• TASK PROMPT:
Look through the material below. Copy every line with the string "text" in it.

• EXTRACTED ENTRIES:
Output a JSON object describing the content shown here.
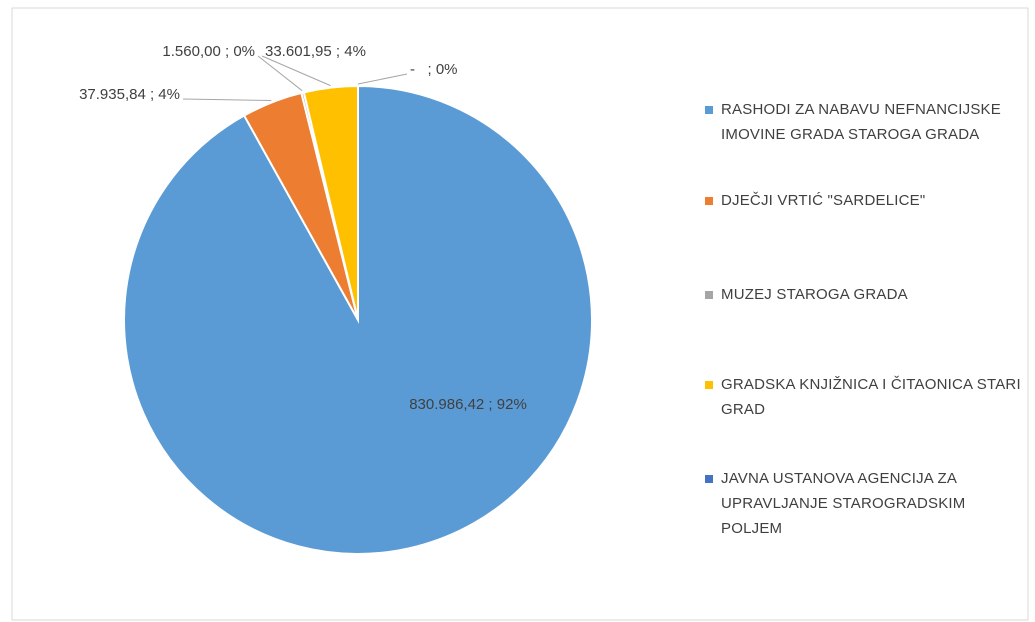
{
  "chart_data": {
    "type": "pie",
    "categories": [
      "RASHODI ZA NABAVU NEFNANCIJSKE IMOVINE GRADA STAROGA GRADA",
      "DJEČJI VRTIĆ \"SARDELICE\"",
      "MUZEJ STAROGA GRADA",
      "GRADSKA KNJIŽNICA I ČITAONICA STARI GRAD",
      "JAVNA USTANOVA AGENCIJA ZA UPRAVLJANJE STAROGRADSKIM POLJEM"
    ],
    "values": [
      830986.42,
      37935.84,
      1560.0,
      33601.95,
      0
    ],
    "value_labels": [
      "830.986,42 ; 92%",
      "37.935,84 ; 4%",
      "1.560,00 ; 0%",
      "33.601,95 ; 4%",
      "-   ; 0%"
    ],
    "colors": [
      "#5b9bd5",
      "#ed7d31",
      "#a5a5a5",
      "#ffc000",
      "#4472c4"
    ],
    "legend": "right"
  }
}
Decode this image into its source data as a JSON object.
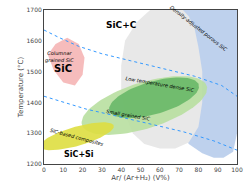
{
  "chart_data": {
    "type": "region_map",
    "xlabel": "Ar/ (Ar+H₂) (V%)",
    "ylabel": "Temperature (°C)",
    "xlim": [
      0,
      100
    ],
    "ylim": [
      1200,
      1700
    ],
    "xticks": [
      0,
      10,
      20,
      30,
      40,
      50,
      60,
      70,
      80,
      90,
      100
    ],
    "yticks": [
      1200,
      1300,
      1400,
      1500,
      1600,
      1700
    ],
    "grid": false,
    "regions": [
      {
        "shape": "polygon",
        "color": "#aec6e8",
        "x": [
          62,
          70,
          78,
          85,
          90,
          95,
          98,
          100,
          100,
          100,
          98,
          93,
          88,
          82,
          75,
          68,
          62
        ],
        "y": [
          1700,
          1700,
          1700,
          1700,
          1700,
          1700,
          1700,
          1700,
          1600,
          1300,
          1240,
          1220,
          1220,
          1235,
          1265,
          1330,
          1420
        ]
      },
      {
        "shape": "polygon",
        "color": "#e8e8e8",
        "x": [
          55,
          62,
          68,
          72,
          75,
          78,
          80,
          82,
          82,
          80,
          75,
          68,
          60,
          52,
          46,
          42,
          40,
          40,
          42,
          48,
          55
        ],
        "y": [
          1700,
          1700,
          1700,
          1700,
          1680,
          1640,
          1580,
          1500,
          1400,
          1320,
          1270,
          1250,
          1250,
          1265,
          1300,
          1360,
          1430,
          1520,
          1600,
          1660,
          1700
        ]
      },
      {
        "shape": "polygon",
        "color": "#f4b0b0",
        "x": [
          2,
          6,
          12,
          18,
          21,
          20,
          16,
          10,
          5,
          2
        ],
        "y": [
          1555,
          1590,
          1610,
          1590,
          1545,
          1490,
          1455,
          1465,
          1505,
          1555
        ]
      },
      {
        "shape": "ellipse",
        "color": "#b8dfa0",
        "cx": 52,
        "cy": 1390,
        "w": 52,
        "h": 195,
        "angle": -12
      },
      {
        "shape": "ellipse",
        "color": "#68b868",
        "cx": 57,
        "cy": 1415,
        "w": 38,
        "h": 135,
        "angle": -12
      },
      {
        "shape": "ellipse",
        "color": "#dede40",
        "cx": 17,
        "cy": 1290,
        "w": 26,
        "h": 95,
        "angle": -18
      }
    ],
    "lines": [
      {
        "color": "#3399ff",
        "line_style": "dotted",
        "x": [
          0,
          8,
          18,
          30,
          45,
          62,
          78,
          92,
          100
        ],
        "y": [
          1635,
          1610,
          1582,
          1558,
          1535,
          1510,
          1485,
          1455,
          1420
        ]
      },
      {
        "color": "#3399ff",
        "line_style": "dotted",
        "x": [
          0,
          10,
          22,
          38,
          55,
          72,
          88,
          100
        ],
        "y": [
          1420,
          1400,
          1378,
          1355,
          1330,
          1305,
          1275,
          1245
        ]
      }
    ],
    "labels": [
      {
        "text": "SiC+C",
        "x": 40,
        "y": 1650
      },
      {
        "text": "Density-adjusted porous SiC",
        "x": 80,
        "y": 1640
      },
      {
        "text": "SiC",
        "x": 10,
        "y": 1510
      },
      {
        "text": "Columnar\ngrained SiC",
        "x": 8,
        "y": 1548
      },
      {
        "text": "Low temperature dense SiC",
        "x": 60,
        "y": 1458
      },
      {
        "text": "Small grained SiC",
        "x": 44,
        "y": 1358
      },
      {
        "text": "SiC-based composites",
        "x": 17,
        "y": 1285
      },
      {
        "text": "SiC+Si",
        "x": 18,
        "y": 1232
      }
    ]
  }
}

• TASK RESULT:
        "text": "SiC+C",
        "text": "Density-adjusted porous SiC",
        "text": "SiC",
        "text": "Columnar\ngrained SiC",
        "text": "Low temperature dense SiC",
        "text": "Small grained SiC",
        "text": "SiC-based composites",
        "text": "SiC+Si",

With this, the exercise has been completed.